Give back each entry unchanged, minus pictures.

Stored data entries
------
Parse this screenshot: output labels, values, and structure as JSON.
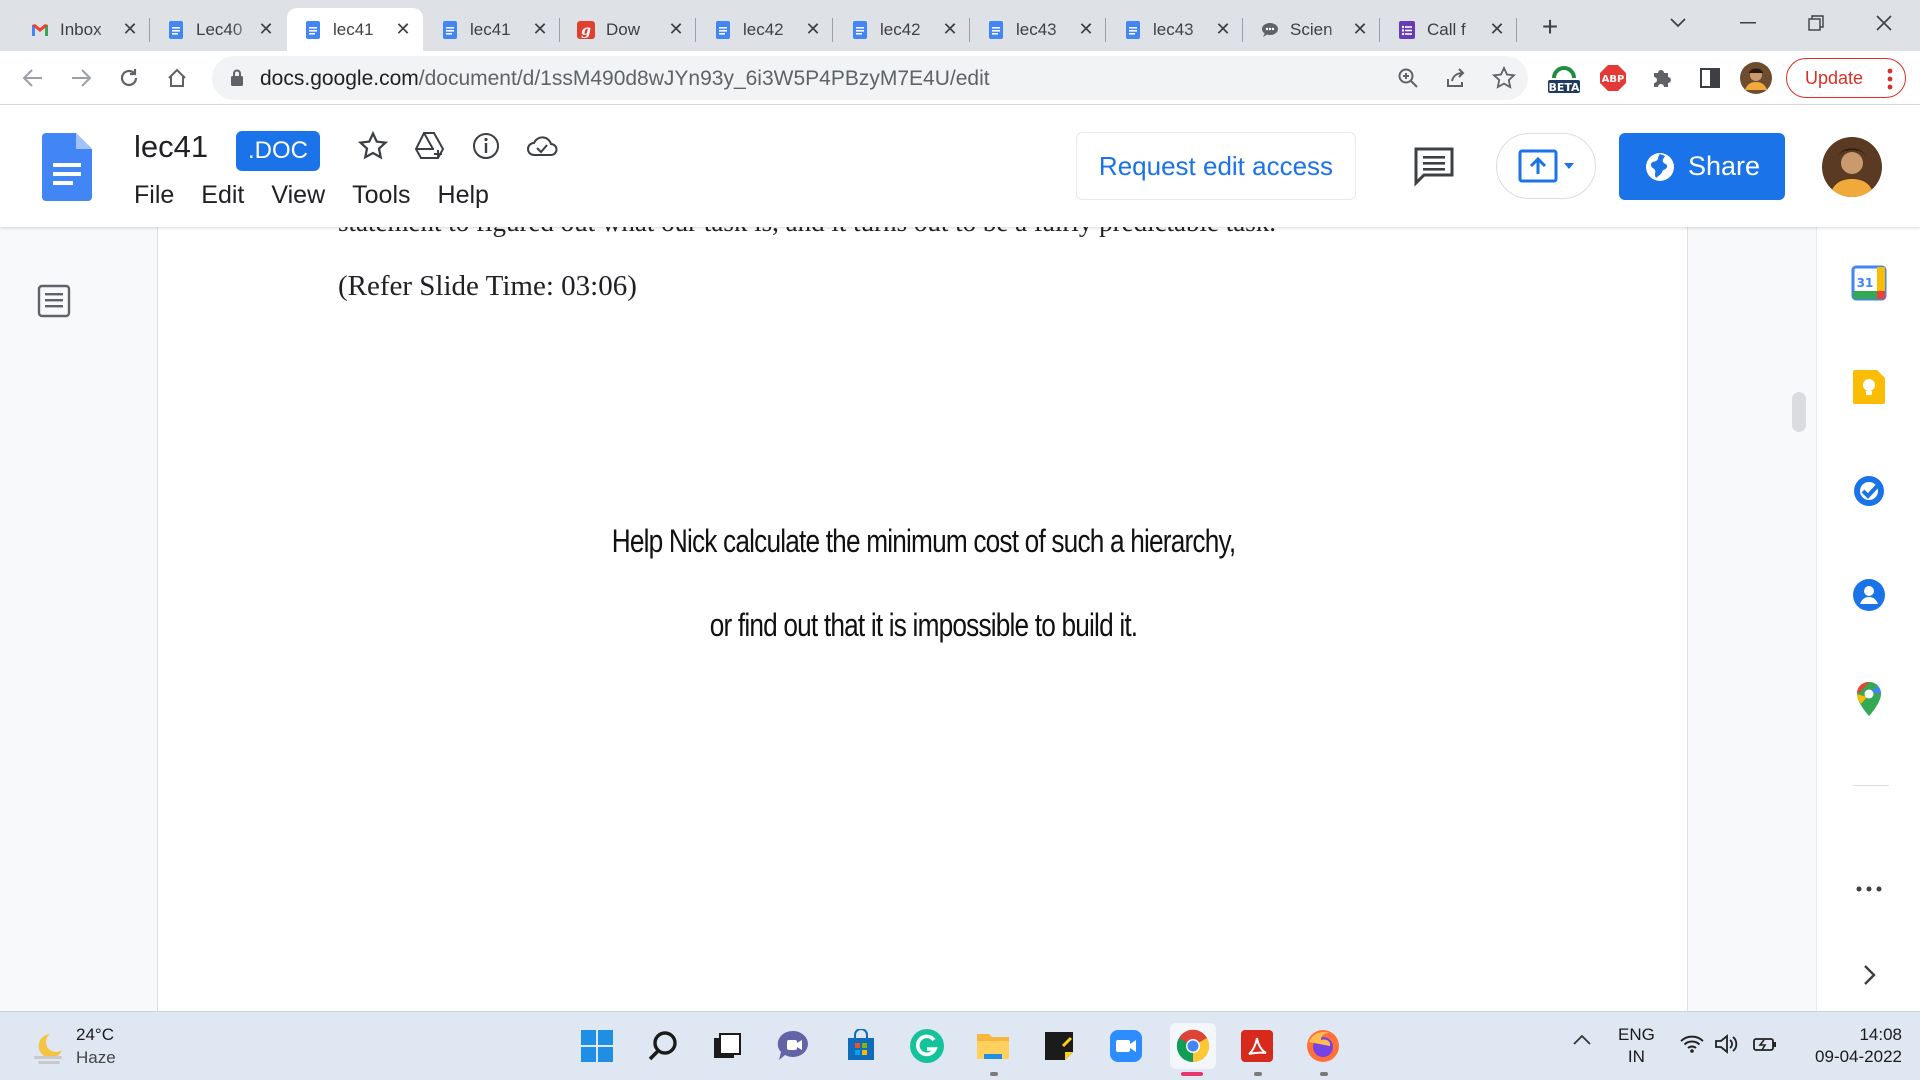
{
  "browser": {
    "tabs": [
      {
        "title": "Inbox",
        "favicon": "gmail-icon"
      },
      {
        "title": "Lec40",
        "favicon": "docs-icon"
      },
      {
        "title": "lec41",
        "favicon": "docs-icon",
        "active": true
      },
      {
        "title": "lec41",
        "favicon": "docs-icon"
      },
      {
        "title": "Dow",
        "favicon": "g-red-icon"
      },
      {
        "title": "lec42",
        "favicon": "docs-icon"
      },
      {
        "title": "lec42",
        "favicon": "docs-icon"
      },
      {
        "title": "lec43",
        "favicon": "docs-icon"
      },
      {
        "title": "lec43",
        "favicon": "docs-icon"
      },
      {
        "title": "Scien",
        "favicon": "chat-bubble-icon"
      },
      {
        "title": "Call f",
        "favicon": "forms-icon"
      }
    ],
    "url_host": "docs.google.com",
    "url_path": "/document/d/1ssM490d8wJYn93y_6i3W5P4PBzyM7E4U/edit",
    "extension_beta_label": "BETA",
    "extension_abp_label": "ABP",
    "update_label": "Update"
  },
  "docs": {
    "title": "lec41",
    "badge": ".DOC",
    "menu": [
      "File",
      "Edit",
      "View",
      "Tools",
      "Help"
    ],
    "request_edit_label": "Request edit access",
    "share_label": "Share"
  },
  "document": {
    "cut_line": "statement to figured out what our task is, and it turns out to be a fairly predictable task.",
    "refer_line": "(Refer Slide Time: 03:06)",
    "slide_line1": "Help Nick calculate the minimum cost of such a hierarchy,",
    "slide_line2": "or find out that it is impossible to build it."
  },
  "side_panel": {
    "calendar_day": "31"
  },
  "taskbar": {
    "weather_temp": "24°C",
    "weather_condition": "Haze",
    "lang_line1": "ENG",
    "lang_line2": "IN",
    "time": "14:08",
    "date": "09-04-2022"
  },
  "colors": {
    "accent_blue": "#1a73e8",
    "update_red": "#d93025",
    "tab_strip": "#dee1e6"
  }
}
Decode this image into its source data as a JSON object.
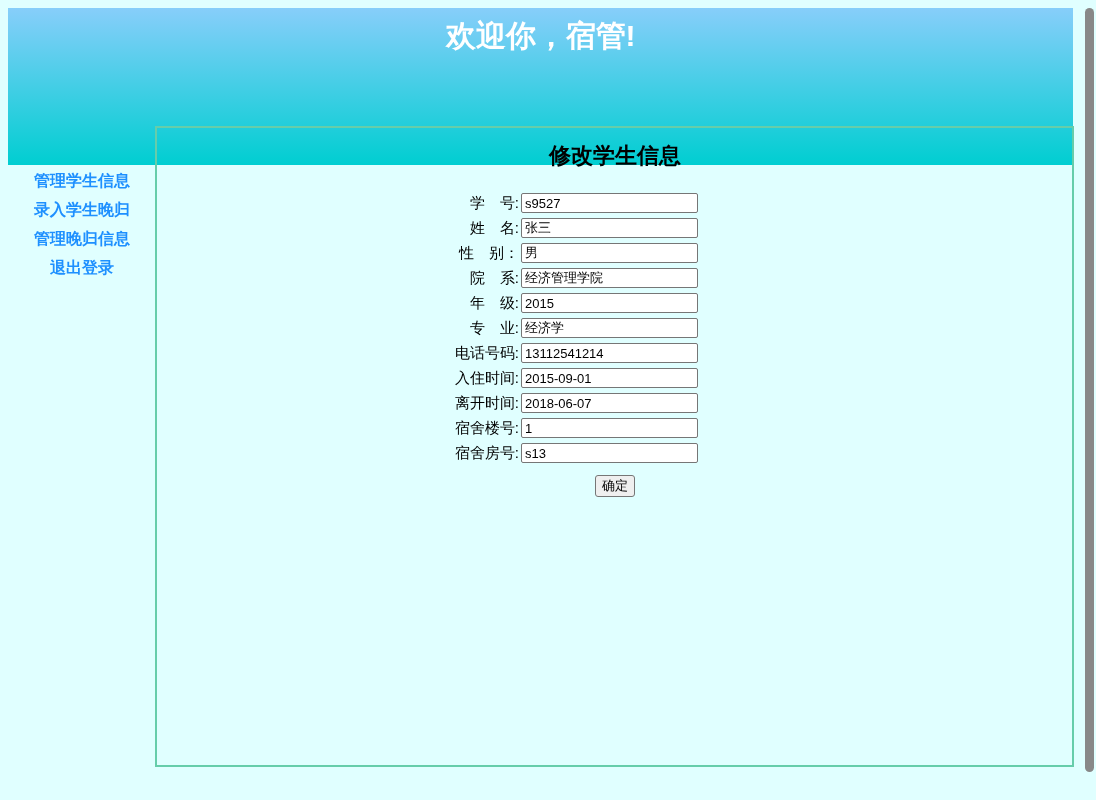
{
  "header": {
    "title": "欢迎你，宿管!"
  },
  "sidebar": {
    "items": [
      {
        "label": "管理学生信息"
      },
      {
        "label": "录入学生晚归"
      },
      {
        "label": "管理晚归信息"
      },
      {
        "label": "退出登录"
      }
    ]
  },
  "form": {
    "title": "修改学生信息",
    "fields": [
      {
        "label": "学　号:",
        "value": "s9527"
      },
      {
        "label": "姓　名:",
        "value": "张三"
      },
      {
        "label": "性　别：",
        "value": "男"
      },
      {
        "label": "院　系:",
        "value": "经济管理学院"
      },
      {
        "label": "年　级:",
        "value": "2015"
      },
      {
        "label": "专　业:",
        "value": "经济学"
      },
      {
        "label": "电话号码:",
        "value": "13112541214"
      },
      {
        "label": "入住时间:",
        "value": "2015-09-01"
      },
      {
        "label": "离开时间:",
        "value": "2018-06-07"
      },
      {
        "label": "宿舍楼号:",
        "value": "1"
      },
      {
        "label": "宿舍房号:",
        "value": "s13"
      }
    ],
    "submit": "确定"
  }
}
------
_Exercise answer:_
Parse this screenshot: output labels, values, and structure as JSON.
{
  "browser": {
    "tabs": [
      {
        "title": "Inbox",
        "favicon": "gmail-icon"
      },
      {
        "title": "Lec40",
        "favicon": "docs-icon"
      },
      {
        "title": "lec41",
        "favicon": "docs-icon",
        "active": true
      },
      {
        "title": "lec41",
        "favicon": "docs-icon"
      },
      {
        "title": "Dow",
        "favicon": "g-red-icon"
      },
      {
        "title": "lec42",
        "favicon": "docs-icon"
      },
      {
        "title": "lec42",
        "favicon": "docs-icon"
      },
      {
        "title": "lec43",
        "favicon": "docs-icon"
      },
      {
        "title": "lec43",
        "favicon": "docs-icon"
      },
      {
        "title": "Scien",
        "favicon": "chat-bubble-icon"
      },
      {
        "title": "Call f",
        "favicon": "forms-icon"
      }
    ],
    "url_host": "docs.google.com",
    "url_path": "/document/d/1ssM490d8wJYn93y_6i3W5P4PBzyM7E4U/edit",
    "extension_beta_label": "BETA",
    "extension_abp_label": "ABP",
    "update_label": "Update"
  },
  "docs": {
    "title": "lec41",
    "badge": ".DOC",
    "menu": [
      "File",
      "Edit",
      "View",
      "Tools",
      "Help"
    ],
    "request_edit_label": "Request edit access",
    "share_label": "Share"
  },
  "document": {
    "cut_line": "statement to figured out what our task is, and it turns out to be a fairly predictable task.",
    "refer_line": "(Refer Slide Time: 03:06)",
    "slide_line1": "Help Nick calculate the minimum cost of such a hierarchy,",
    "slide_line2": "or find out that it is impossible to build it."
  },
  "side_panel": {
    "calendar_day": "31"
  },
  "taskbar": {
    "weather_temp": "24°C",
    "weather_condition": "Haze",
    "lang_line1": "ENG",
    "lang_line2": "IN",
    "time": "14:08",
    "date": "09-04-2022"
  },
  "colors": {
    "accent_blue": "#1a73e8",
    "update_red": "#d93025",
    "tab_strip": "#dee1e6"
  }
}
Decode this image into its source data as a JSON object.
{
  "header": {
    "title": "欢迎你，宿管!"
  },
  "sidebar": {
    "items": [
      {
        "label": "管理学生信息"
      },
      {
        "label": "录入学生晚归"
      },
      {
        "label": "管理晚归信息"
      },
      {
        "label": "退出登录"
      }
    ]
  },
  "form": {
    "title": "修改学生信息",
    "fields": [
      {
        "label": "学　号:",
        "value": "s9527"
      },
      {
        "label": "姓　名:",
        "value": "张三"
      },
      {
        "label": "性　别：",
        "value": "男"
      },
      {
        "label": "院　系:",
        "value": "经济管理学院"
      },
      {
        "label": "年　级:",
        "value": "2015"
      },
      {
        "label": "专　业:",
        "value": "经济学"
      },
      {
        "label": "电话号码:",
        "value": "13112541214"
      },
      {
        "label": "入住时间:",
        "value": "2015-09-01"
      },
      {
        "label": "离开时间:",
        "value": "2018-06-07"
      },
      {
        "label": "宿舍楼号:",
        "value": "1"
      },
      {
        "label": "宿舍房号:",
        "value": "s13"
      }
    ],
    "submit": "确定"
  }
}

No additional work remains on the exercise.